# Aim
Transcribe every line of the listing below without any deviation.

───── Dataset entries

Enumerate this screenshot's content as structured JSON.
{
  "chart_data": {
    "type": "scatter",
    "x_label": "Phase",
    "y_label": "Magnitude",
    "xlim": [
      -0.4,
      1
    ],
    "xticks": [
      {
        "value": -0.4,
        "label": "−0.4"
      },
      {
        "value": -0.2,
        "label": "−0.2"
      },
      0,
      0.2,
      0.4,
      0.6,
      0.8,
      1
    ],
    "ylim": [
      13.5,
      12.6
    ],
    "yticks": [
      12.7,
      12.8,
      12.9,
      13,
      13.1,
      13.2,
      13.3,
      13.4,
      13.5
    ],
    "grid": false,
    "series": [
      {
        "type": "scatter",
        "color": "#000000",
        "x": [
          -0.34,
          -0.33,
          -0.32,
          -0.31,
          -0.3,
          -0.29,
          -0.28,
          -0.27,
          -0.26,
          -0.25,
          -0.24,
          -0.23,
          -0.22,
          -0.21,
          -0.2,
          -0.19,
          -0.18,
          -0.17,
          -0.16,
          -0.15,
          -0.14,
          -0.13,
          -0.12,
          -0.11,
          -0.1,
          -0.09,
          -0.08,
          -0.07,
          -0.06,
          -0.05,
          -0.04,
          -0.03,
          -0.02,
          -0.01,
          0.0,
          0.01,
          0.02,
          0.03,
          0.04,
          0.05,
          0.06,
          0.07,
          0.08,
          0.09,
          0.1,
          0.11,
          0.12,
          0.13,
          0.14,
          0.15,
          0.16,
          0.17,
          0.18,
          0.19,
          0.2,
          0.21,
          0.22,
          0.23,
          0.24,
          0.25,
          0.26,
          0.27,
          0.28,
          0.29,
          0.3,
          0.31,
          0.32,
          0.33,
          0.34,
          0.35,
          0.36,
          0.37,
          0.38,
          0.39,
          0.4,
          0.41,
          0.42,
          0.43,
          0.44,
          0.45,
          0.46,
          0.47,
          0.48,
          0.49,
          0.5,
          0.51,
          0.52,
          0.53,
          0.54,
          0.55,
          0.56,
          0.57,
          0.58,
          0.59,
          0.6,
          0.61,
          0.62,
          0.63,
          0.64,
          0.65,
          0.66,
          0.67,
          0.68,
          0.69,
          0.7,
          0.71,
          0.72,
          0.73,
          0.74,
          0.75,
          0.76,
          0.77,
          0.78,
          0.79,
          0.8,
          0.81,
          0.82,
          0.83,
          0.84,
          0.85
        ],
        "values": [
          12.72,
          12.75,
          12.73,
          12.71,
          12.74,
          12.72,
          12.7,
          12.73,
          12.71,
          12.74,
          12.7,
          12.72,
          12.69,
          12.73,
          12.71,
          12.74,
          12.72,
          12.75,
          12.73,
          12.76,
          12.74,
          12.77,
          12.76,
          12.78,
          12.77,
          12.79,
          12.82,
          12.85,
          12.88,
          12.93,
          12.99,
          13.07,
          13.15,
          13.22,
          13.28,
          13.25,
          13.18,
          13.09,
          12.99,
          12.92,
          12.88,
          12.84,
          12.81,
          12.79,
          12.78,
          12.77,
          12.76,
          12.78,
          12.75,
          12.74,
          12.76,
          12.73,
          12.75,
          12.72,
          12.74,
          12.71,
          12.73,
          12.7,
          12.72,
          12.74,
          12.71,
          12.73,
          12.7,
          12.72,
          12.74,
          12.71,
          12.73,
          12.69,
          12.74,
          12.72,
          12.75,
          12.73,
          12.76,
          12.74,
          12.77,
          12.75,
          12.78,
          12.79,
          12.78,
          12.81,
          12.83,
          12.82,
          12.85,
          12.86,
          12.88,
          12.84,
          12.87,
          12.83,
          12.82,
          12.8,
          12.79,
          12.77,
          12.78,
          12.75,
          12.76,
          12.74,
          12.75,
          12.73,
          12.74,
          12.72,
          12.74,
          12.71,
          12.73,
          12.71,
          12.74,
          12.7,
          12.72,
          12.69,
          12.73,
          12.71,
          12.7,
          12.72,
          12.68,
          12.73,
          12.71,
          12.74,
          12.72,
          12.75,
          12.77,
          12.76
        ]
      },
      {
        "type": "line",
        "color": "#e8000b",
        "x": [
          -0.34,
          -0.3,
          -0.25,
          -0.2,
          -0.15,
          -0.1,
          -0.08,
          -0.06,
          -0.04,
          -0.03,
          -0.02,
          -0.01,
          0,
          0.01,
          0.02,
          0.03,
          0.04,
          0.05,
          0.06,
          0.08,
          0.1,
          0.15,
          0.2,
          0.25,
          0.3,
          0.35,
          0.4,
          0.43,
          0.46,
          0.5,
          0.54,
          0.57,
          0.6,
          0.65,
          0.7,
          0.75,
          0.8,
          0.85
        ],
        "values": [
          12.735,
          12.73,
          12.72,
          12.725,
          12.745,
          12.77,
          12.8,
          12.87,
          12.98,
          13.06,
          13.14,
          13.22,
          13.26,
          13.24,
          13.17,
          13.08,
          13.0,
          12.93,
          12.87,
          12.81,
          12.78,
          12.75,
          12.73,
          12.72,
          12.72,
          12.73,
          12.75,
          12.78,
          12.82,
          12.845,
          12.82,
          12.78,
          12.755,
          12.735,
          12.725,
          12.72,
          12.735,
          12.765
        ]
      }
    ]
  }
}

──────────

# Answer
Enumerate this screenshot's content as structured JSON.
{
  "chart_data": {
    "type": "scatter",
    "x_label": "Phase",
    "y_label": "Magnitude",
    "xlim": [
      -0.4,
      1
    ],
    "xticks": [
      {
        "value": -0.4,
        "label": "−0.4"
      },
      {
        "value": -0.2,
        "label": "−0.2"
      },
      0,
      0.2,
      0.4,
      0.6,
      0.8,
      1
    ],
    "ylim": [
      13.5,
      12.6
    ],
    "yticks": [
      12.7,
      12.8,
      12.9,
      13,
      13.1,
      13.2,
      13.3,
      13.4,
      13.5
    ],
    "grid": false,
    "series": [
      {
        "type": "scatter",
        "color": "#000000",
        "x": [
          -0.34,
          -0.33,
          -0.32,
          -0.31,
          -0.3,
          -0.29,
          -0.28,
          -0.27,
          -0.26,
          -0.25,
          -0.24,
          -0.23,
          -0.22,
          -0.21,
          -0.2,
          -0.19,
          -0.18,
          -0.17,
          -0.16,
          -0.15,
          -0.14,
          -0.13,
          -0.12,
          -0.11,
          -0.1,
          -0.09,
          -0.08,
          -0.07,
          -0.06,
          -0.05,
          -0.04,
          -0.03,
          -0.02,
          -0.01,
          0.0,
          0.01,
          0.02,
          0.03,
          0.04,
          0.05,
          0.06,
          0.07,
          0.08,
          0.09,
          0.1,
          0.11,
          0.12,
          0.13,
          0.14,
          0.15,
          0.16,
          0.17,
          0.18,
          0.19,
          0.2,
          0.21,
          0.22,
          0.23,
          0.24,
          0.25,
          0.26,
          0.27,
          0.28,
          0.29,
          0.3,
          0.31,
          0.32,
          0.33,
          0.34,
          0.35,
          0.36,
          0.37,
          0.38,
          0.39,
          0.4,
          0.41,
          0.42,
          0.43,
          0.44,
          0.45,
          0.46,
          0.47,
          0.48,
          0.49,
          0.5,
          0.51,
          0.52,
          0.53,
          0.54,
          0.55,
          0.56,
          0.57,
          0.58,
          0.59,
          0.6,
          0.61,
          0.62,
          0.63,
          0.64,
          0.65,
          0.66,
          0.67,
          0.68,
          0.69,
          0.7,
          0.71,
          0.72,
          0.73,
          0.74,
          0.75,
          0.76,
          0.77,
          0.78,
          0.79,
          0.8,
          0.81,
          0.82,
          0.83,
          0.84,
          0.85
        ],
        "values": [
          12.72,
          12.75,
          12.73,
          12.71,
          12.74,
          12.72,
          12.7,
          12.73,
          12.71,
          12.74,
          12.7,
          12.72,
          12.69,
          12.73,
          12.71,
          12.74,
          12.72,
          12.75,
          12.73,
          12.76,
          12.74,
          12.77,
          12.76,
          12.78,
          12.77,
          12.79,
          12.82,
          12.85,
          12.88,
          12.93,
          12.99,
          13.07,
          13.15,
          13.22,
          13.28,
          13.25,
          13.18,
          13.09,
          12.99,
          12.92,
          12.88,
          12.84,
          12.81,
          12.79,
          12.78,
          12.77,
          12.76,
          12.78,
          12.75,
          12.74,
          12.76,
          12.73,
          12.75,
          12.72,
          12.74,
          12.71,
          12.73,
          12.7,
          12.72,
          12.74,
          12.71,
          12.73,
          12.7,
          12.72,
          12.74,
          12.71,
          12.73,
          12.69,
          12.74,
          12.72,
          12.75,
          12.73,
          12.76,
          12.74,
          12.77,
          12.75,
          12.78,
          12.79,
          12.78,
          12.81,
          12.83,
          12.82,
          12.85,
          12.86,
          12.88,
          12.84,
          12.87,
          12.83,
          12.82,
          12.8,
          12.79,
          12.77,
          12.78,
          12.75,
          12.76,
          12.74,
          12.75,
          12.73,
          12.74,
          12.72,
          12.74,
          12.71,
          12.73,
          12.71,
          12.74,
          12.7,
          12.72,
          12.69,
          12.73,
          12.71,
          12.7,
          12.72,
          12.68,
          12.73,
          12.71,
          12.74,
          12.72,
          12.75,
          12.77,
          12.76
        ]
      },
      {
        "type": "line",
        "color": "#e8000b",
        "x": [
          -0.34,
          -0.3,
          -0.25,
          -0.2,
          -0.15,
          -0.1,
          -0.08,
          -0.06,
          -0.04,
          -0.03,
          -0.02,
          -0.01,
          0,
          0.01,
          0.02,
          0.03,
          0.04,
          0.05,
          0.06,
          0.08,
          0.1,
          0.15,
          0.2,
          0.25,
          0.3,
          0.35,
          0.4,
          0.43,
          0.46,
          0.5,
          0.54,
          0.57,
          0.6,
          0.65,
          0.7,
          0.75,
          0.8,
          0.85
        ],
        "values": [
          12.735,
          12.73,
          12.72,
          12.725,
          12.745,
          12.77,
          12.8,
          12.87,
          12.98,
          13.06,
          13.14,
          13.22,
          13.26,
          13.24,
          13.17,
          13.08,
          13.0,
          12.93,
          12.87,
          12.81,
          12.78,
          12.75,
          12.73,
          12.72,
          12.72,
          12.73,
          12.75,
          12.78,
          12.82,
          12.845,
          12.82,
          12.78,
          12.755,
          12.735,
          12.725,
          12.72,
          12.735,
          12.765
        ]
      }
    ]
  }
}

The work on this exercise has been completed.